### Source data
- - -

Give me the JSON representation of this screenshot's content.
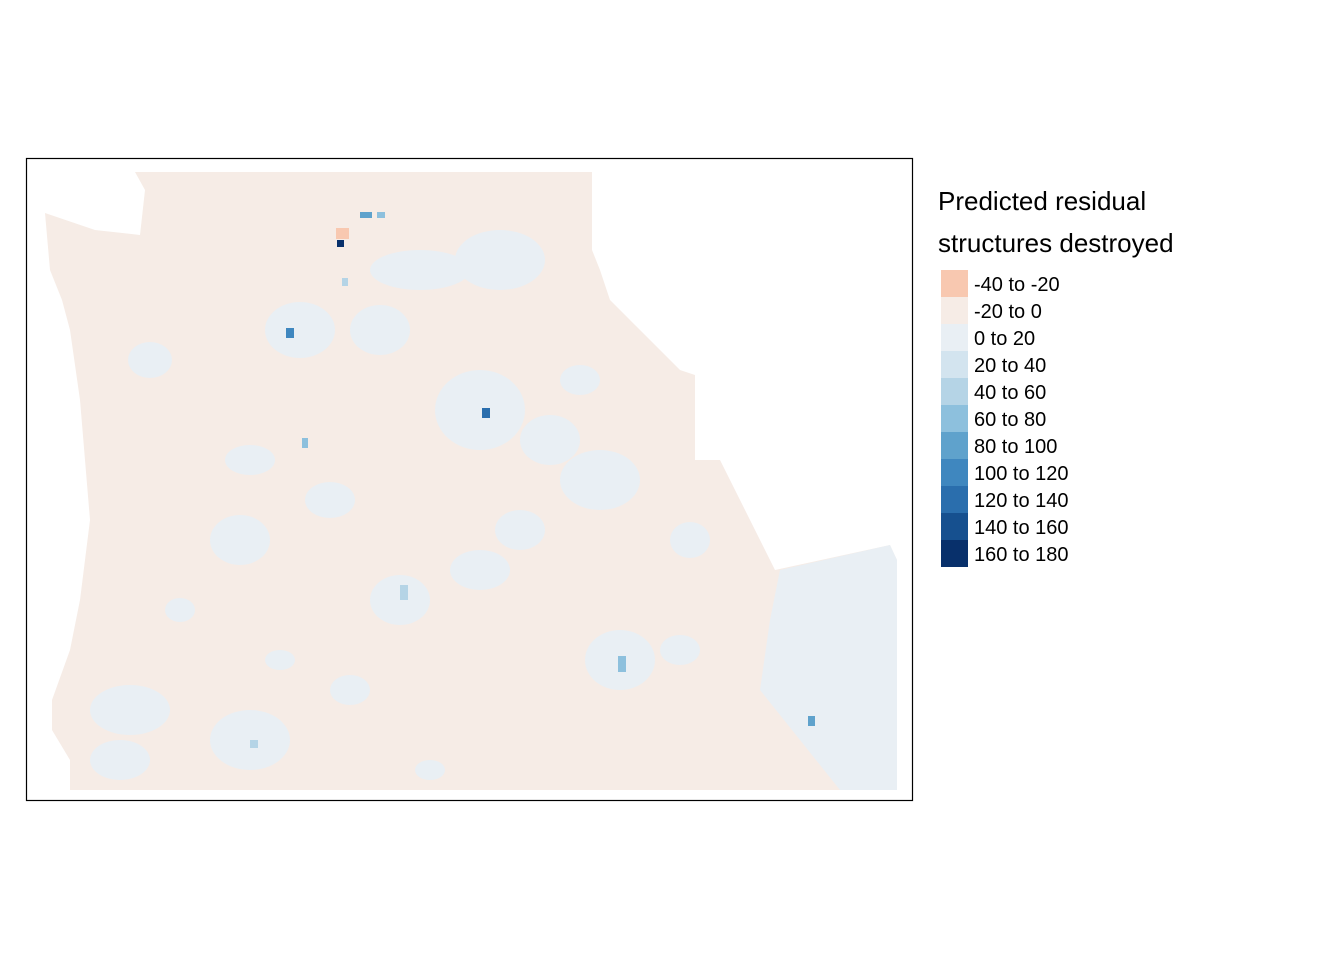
{
  "legend": {
    "title": [
      "Predicted residual",
      "structures destroyed"
    ],
    "entries": [
      {
        "label": "-40 to -20",
        "color": "#f8c8b0"
      },
      {
        "label": "-20 to 0",
        "color": "#f6ece6"
      },
      {
        "label": "0 to 20",
        "color": "#e9eff4"
      },
      {
        "label": "20 to 40",
        "color": "#d3e4ef"
      },
      {
        "label": "40 to 60",
        "color": "#b5d4e6"
      },
      {
        "label": "60 to 80",
        "color": "#8dc0dd"
      },
      {
        "label": "80 to 100",
        "color": "#5fa2cc"
      },
      {
        "label": "100 to 120",
        "color": "#3f87bf"
      },
      {
        "label": "120 to 140",
        "color": "#2a6ead"
      },
      {
        "label": "140 to 160",
        "color": "#16508f"
      },
      {
        "label": "160 to 180",
        "color": "#08306b"
      }
    ]
  }
}
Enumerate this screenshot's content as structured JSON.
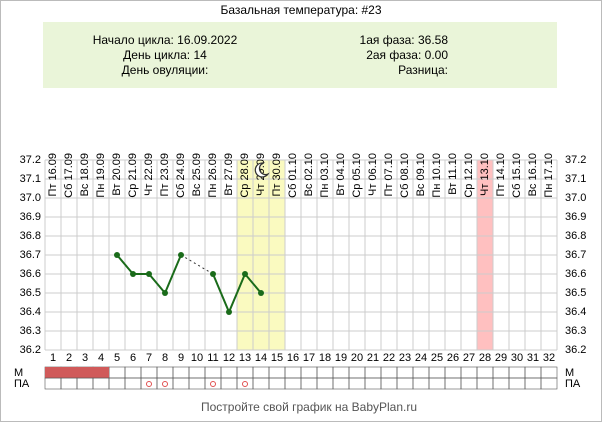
{
  "chart_data": {
    "type": "line",
    "title": "Базальная температура: #23",
    "info_left": [
      "Начало цикла: 16.09.2022",
      "День цикла: 14",
      "День овуляции:"
    ],
    "info_right": [
      "1ая фаза: 36.58",
      "2ая фаза: 0.00",
      "Разница:"
    ],
    "categories": [
      "Пт 16.09",
      "Сб 17.09",
      "Вс 18.09",
      "Пн 19.09",
      "Вт 20.09",
      "Ср 21.09",
      "Чт 22.09",
      "Пт 23.09",
      "Сб 24.09",
      "Вс 25.09",
      "Пн 26.09",
      "Вт 27.09",
      "Ср 28.09",
      "Чт 29.09",
      "Пт 30.09",
      "Сб 01.10",
      "Вс 02.10",
      "Пн 03.10",
      "Вт 04.10",
      "Ср 05.10",
      "Чт 06.10",
      "Пт 07.10",
      "Сб 08.10",
      "Вс 09.10",
      "Пн 10.10",
      "Вт 11.10",
      "Ср 12.10",
      "Чт 13.10",
      "Пт 14.10",
      "Сб 15.10",
      "Вс 16.10",
      "Пн 17.10"
    ],
    "x": [
      1,
      2,
      3,
      4,
      5,
      6,
      7,
      8,
      9,
      10,
      11,
      12,
      13,
      14,
      15,
      16,
      17,
      18,
      19,
      20,
      21,
      22,
      23,
      24,
      25,
      26,
      27,
      28,
      29,
      30,
      31,
      32
    ],
    "series": [
      {
        "color": "#1a6b1a",
        "values": [
          null,
          null,
          null,
          null,
          36.7,
          36.6,
          36.6,
          36.5,
          36.7,
          null,
          36.6,
          36.4,
          36.6,
          36.5,
          null,
          null,
          null,
          null,
          null,
          null,
          null,
          null,
          null,
          null,
          null,
          null,
          null,
          null,
          null,
          null,
          null,
          null
        ]
      }
    ],
    "ylim": [
      36.2,
      37.2
    ],
    "yticks": [
      36.2,
      36.3,
      36.4,
      36.5,
      36.6,
      36.7,
      36.8,
      36.9,
      {
        "value": 37,
        "label": "37.0"
      },
      37.1,
      37.2
    ],
    "grid": true,
    "highlight_days": [
      13,
      14,
      15
    ],
    "highlight_color": "#fafac0",
    "marked_days": [
      28
    ],
    "marked_color": "#ffc0c0",
    "moon_day": 14,
    "rows": [
      {
        "label": "М",
        "days": [
          1,
          2,
          3,
          4
        ],
        "color": "#d05a5a"
      },
      {
        "label": "ПА",
        "days": [
          7,
          8,
          11,
          13
        ],
        "color": "#e05050"
      }
    ],
    "footer": "Постройте свой график на BabyPlan.ru"
  }
}
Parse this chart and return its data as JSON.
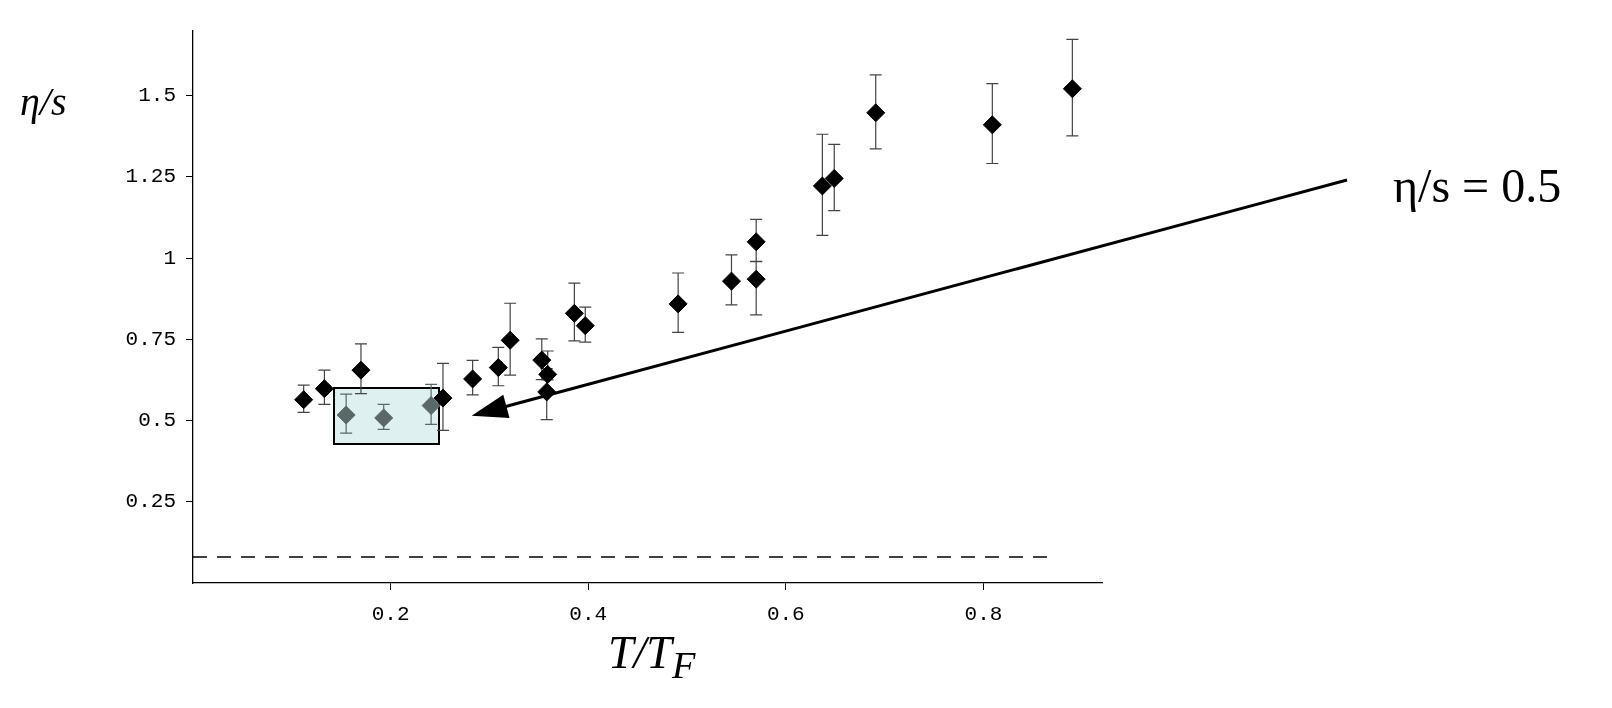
{
  "chart_data": {
    "type": "scatter",
    "xlabel": "T/T$_{F}$",
    "ylabel": "η/s",
    "xlim": [
      0,
      0.92
    ],
    "ylim": [
      0,
      1.7
    ],
    "xticks": [
      0.2,
      0.4,
      0.6,
      0.8
    ],
    "yticks": [
      0.25,
      0.5,
      0.75,
      1,
      1.25,
      1.5
    ],
    "grid": false,
    "legend": false,
    "marker": "diamond",
    "annotations": [
      "η/s = 0.5"
    ],
    "ref_lines": [
      {
        "axis": "y",
        "value": 0.08,
        "line_style": "dashed",
        "color": "#000000"
      }
    ],
    "series": [
      {
        "color": "#000000",
        "x": [
          0.112,
          0.133,
          0.17,
          0.253,
          0.283,
          0.309,
          0.321,
          0.353,
          0.359,
          0.358,
          0.386,
          0.397,
          0.491,
          0.545,
          0.57,
          0.57,
          0.637,
          0.649,
          0.691,
          0.809,
          0.89
        ],
        "values": [
          0.564,
          0.598,
          0.655,
          0.569,
          0.628,
          0.663,
          0.747,
          0.686,
          0.642,
          0.588,
          0.83,
          0.792,
          0.859,
          0.929,
          1.05,
          0.935,
          1.222,
          1.245,
          1.447,
          1.41,
          1.521
        ],
        "errors": [
          [
            0.525,
            0.609
          ],
          [
            0.55,
            0.655
          ],
          [
            0.583,
            0.736
          ],
          [
            0.47,
            0.676
          ],
          [
            0.579,
            0.685
          ],
          [
            0.607,
            0.725
          ],
          [
            0.64,
            0.861
          ],
          [
            0.626,
            0.751
          ],
          [
            0.625,
            0.714
          ],
          [
            0.503,
            0.66
          ],
          [
            0.745,
            0.923
          ],
          [
            0.741,
            0.849
          ],
          [
            0.771,
            0.954
          ],
          [
            0.856,
            1.01
          ],
          [
            0.99,
            1.119
          ],
          [
            0.825,
            0.989
          ],
          [
            1.07,
            1.381
          ],
          [
            1.146,
            1.35
          ],
          [
            1.336,
            1.564
          ],
          [
            1.291,
            1.537
          ],
          [
            1.376,
            1.673
          ]
        ]
      },
      {
        "color": "#5a6868",
        "x": [
          0.155,
          0.193,
          0.241
        ],
        "values": [
          0.517,
          0.508,
          0.546
        ],
        "errors": [
          [
            0.461,
            0.581
          ],
          [
            0.473,
            0.55
          ],
          [
            0.488,
            0.611
          ]
        ]
      }
    ]
  }
}
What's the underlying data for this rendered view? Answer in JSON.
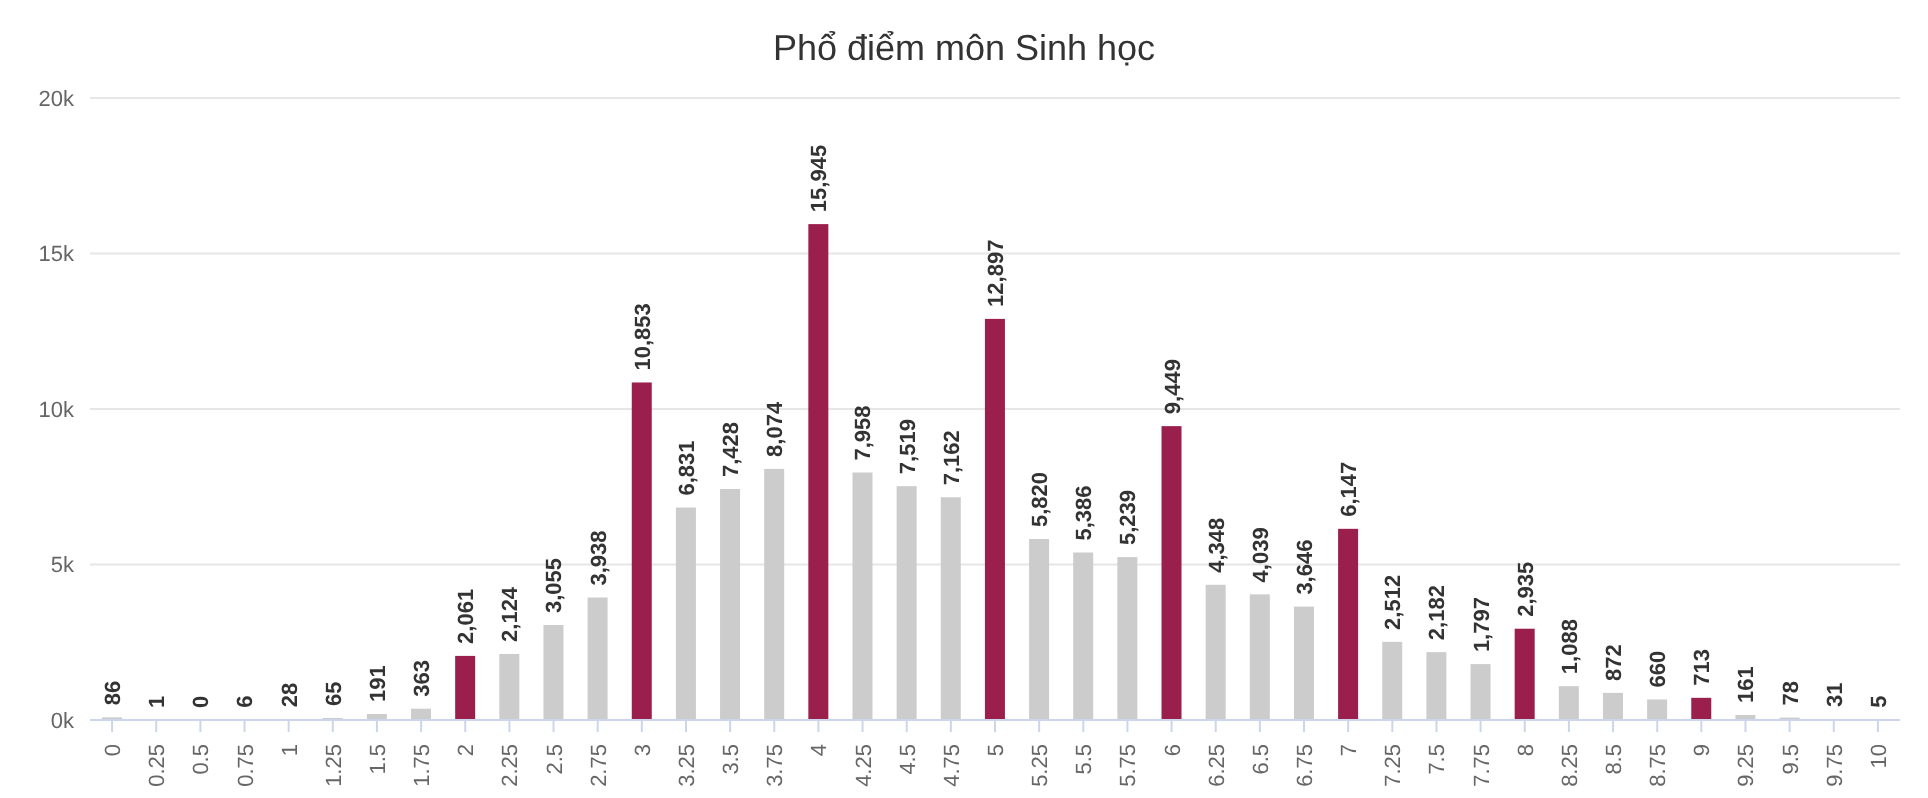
{
  "chart_data": {
    "type": "bar",
    "title": "Phổ điểm môn Sinh học",
    "categories": [
      "0",
      "0.25",
      "0.5",
      "0.75",
      "1",
      "1.25",
      "1.5",
      "1.75",
      "2",
      "2.25",
      "2.5",
      "2.75",
      "3",
      "3.25",
      "3.5",
      "3.75",
      "4",
      "4.25",
      "4.5",
      "4.75",
      "5",
      "5.25",
      "5.5",
      "5.75",
      "6",
      "6.25",
      "6.5",
      "6.75",
      "7",
      "7.25",
      "7.5",
      "7.75",
      "8",
      "8.25",
      "8.5",
      "8.75",
      "9",
      "9.25",
      "9.5",
      "9.75",
      "10"
    ],
    "values": [
      86,
      1,
      0,
      6,
      28,
      65,
      191,
      363,
      2061,
      2124,
      3055,
      3938,
      10853,
      6831,
      7428,
      8074,
      15945,
      7958,
      7519,
      7162,
      12897,
      5820,
      5386,
      5239,
      9449,
      4348,
      4039,
      3646,
      6147,
      2512,
      2182,
      1797,
      2935,
      1088,
      872,
      660,
      713,
      161,
      78,
      31,
      5
    ],
    "value_labels": [
      "86",
      "1",
      "0",
      "6",
      "28",
      "65",
      "191",
      "363",
      "2,061",
      "2,124",
      "3,055",
      "3,938",
      "10,853",
      "6,831",
      "7,428",
      "8,074",
      "15,945",
      "7,958",
      "7,519",
      "7,162",
      "12,897",
      "5,820",
      "5,386",
      "5,239",
      "9,449",
      "4,348",
      "4,039",
      "3,646",
      "6,147",
      "2,512",
      "2,182",
      "1,797",
      "2,935",
      "1,088",
      "872",
      "660",
      "713",
      "161",
      "78",
      "31",
      "5"
    ],
    "colors": [
      "#cccccc",
      "#cccccc",
      "#cccccc",
      "#cccccc",
      "#9b1f4c",
      "#cccccc",
      "#cccccc",
      "#cccccc",
      "#9b1f4c",
      "#cccccc",
      "#cccccc",
      "#cccccc",
      "#9b1f4c",
      "#cccccc",
      "#cccccc",
      "#cccccc",
      "#9b1f4c",
      "#cccccc",
      "#cccccc",
      "#cccccc",
      "#9b1f4c",
      "#cccccc",
      "#cccccc",
      "#cccccc",
      "#9b1f4c",
      "#cccccc",
      "#cccccc",
      "#cccccc",
      "#9b1f4c",
      "#cccccc",
      "#cccccc",
      "#cccccc",
      "#9b1f4c",
      "#cccccc",
      "#cccccc",
      "#cccccc",
      "#9b1f4c",
      "#cccccc",
      "#cccccc",
      "#cccccc",
      "#9b1f4c"
    ],
    "ylim": [
      0,
      20000
    ],
    "yticks": [
      {
        "value": 0,
        "label": "0k"
      },
      {
        "value": 5000,
        "label": "5k"
      },
      {
        "value": 10000,
        "label": "10k"
      },
      {
        "value": 15000,
        "label": "15k"
      },
      {
        "value": 20000,
        "label": "20k"
      }
    ],
    "grid": "y",
    "legend": false
  }
}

- - -

### What to do
Report how many lines of the preceding records include "screenshot". Output the number only.

### Exercise result
2